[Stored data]
——————

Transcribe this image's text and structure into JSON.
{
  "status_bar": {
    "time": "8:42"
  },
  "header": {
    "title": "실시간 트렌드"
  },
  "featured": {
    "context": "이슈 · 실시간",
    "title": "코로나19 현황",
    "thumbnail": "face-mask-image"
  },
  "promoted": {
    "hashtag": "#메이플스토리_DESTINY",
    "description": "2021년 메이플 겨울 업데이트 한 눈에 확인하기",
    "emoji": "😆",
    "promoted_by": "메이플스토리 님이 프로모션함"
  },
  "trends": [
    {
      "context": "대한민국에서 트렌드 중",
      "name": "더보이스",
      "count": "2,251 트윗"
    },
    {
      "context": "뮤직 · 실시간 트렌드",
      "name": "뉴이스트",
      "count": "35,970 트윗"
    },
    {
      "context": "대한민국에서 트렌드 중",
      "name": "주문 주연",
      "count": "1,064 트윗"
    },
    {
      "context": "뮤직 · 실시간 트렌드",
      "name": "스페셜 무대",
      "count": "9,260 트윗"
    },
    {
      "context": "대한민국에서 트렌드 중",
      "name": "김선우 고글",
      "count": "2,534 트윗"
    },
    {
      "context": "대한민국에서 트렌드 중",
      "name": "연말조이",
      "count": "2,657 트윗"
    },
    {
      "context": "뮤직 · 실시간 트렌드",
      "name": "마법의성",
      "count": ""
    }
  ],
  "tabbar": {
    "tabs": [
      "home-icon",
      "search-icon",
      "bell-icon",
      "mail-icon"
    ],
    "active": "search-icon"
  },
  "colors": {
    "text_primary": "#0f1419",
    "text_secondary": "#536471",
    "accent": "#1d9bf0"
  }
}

——————

● **EXERCISE PROMPT**: Extract the entries above verbatim.

● **EXERCISE RESPONSE**:
Transcribe this image's text and structure into JSON.
{
  "status_bar": {
    "time": "8:42"
  },
  "header": {
    "title": "실시간 트렌드"
  },
  "featured": {
    "context": "이슈 · 실시간",
    "title": "코로나19 현황",
    "thumbnail": "face-mask-image"
  },
  "promoted": {
    "hashtag": "#메이플스토리_DESTINY",
    "description": "2021년 메이플 겨울 업데이트 한 눈에 확인하기",
    "emoji": "😆",
    "promoted_by": "메이플스토리 님이 프로모션함"
  },
  "trends": [
    {
      "context": "대한민국에서 트렌드 중",
      "name": "더보이스",
      "count": "2,251 트윗"
    },
    {
      "context": "뮤직 · 실시간 트렌드",
      "name": "뉴이스트",
      "count": "35,970 트윗"
    },
    {
      "context": "대한민국에서 트렌드 중",
      "name": "주문 주연",
      "count": "1,064 트윗"
    },
    {
      "context": "뮤직 · 실시간 트렌드",
      "name": "스페셜 무대",
      "count": "9,260 트윗"
    },
    {
      "context": "대한민국에서 트렌드 중",
      "name": "김선우 고글",
      "count": "2,534 트윗"
    },
    {
      "context": "대한민국에서 트렌드 중",
      "name": "연말조이",
      "count": "2,657 트윗"
    },
    {
      "context": "뮤직 · 실시간 트렌드",
      "name": "마법의성",
      "count": ""
    }
  ],
  "tabbar": {
    "tabs": [
      "home-icon",
      "search-icon",
      "bell-icon",
      "mail-icon"
    ],
    "active": "search-icon"
  },
  "colors": {
    "text_primary": "#0f1419",
    "text_secondary": "#536471",
    "accent": "#1d9bf0"
  }
}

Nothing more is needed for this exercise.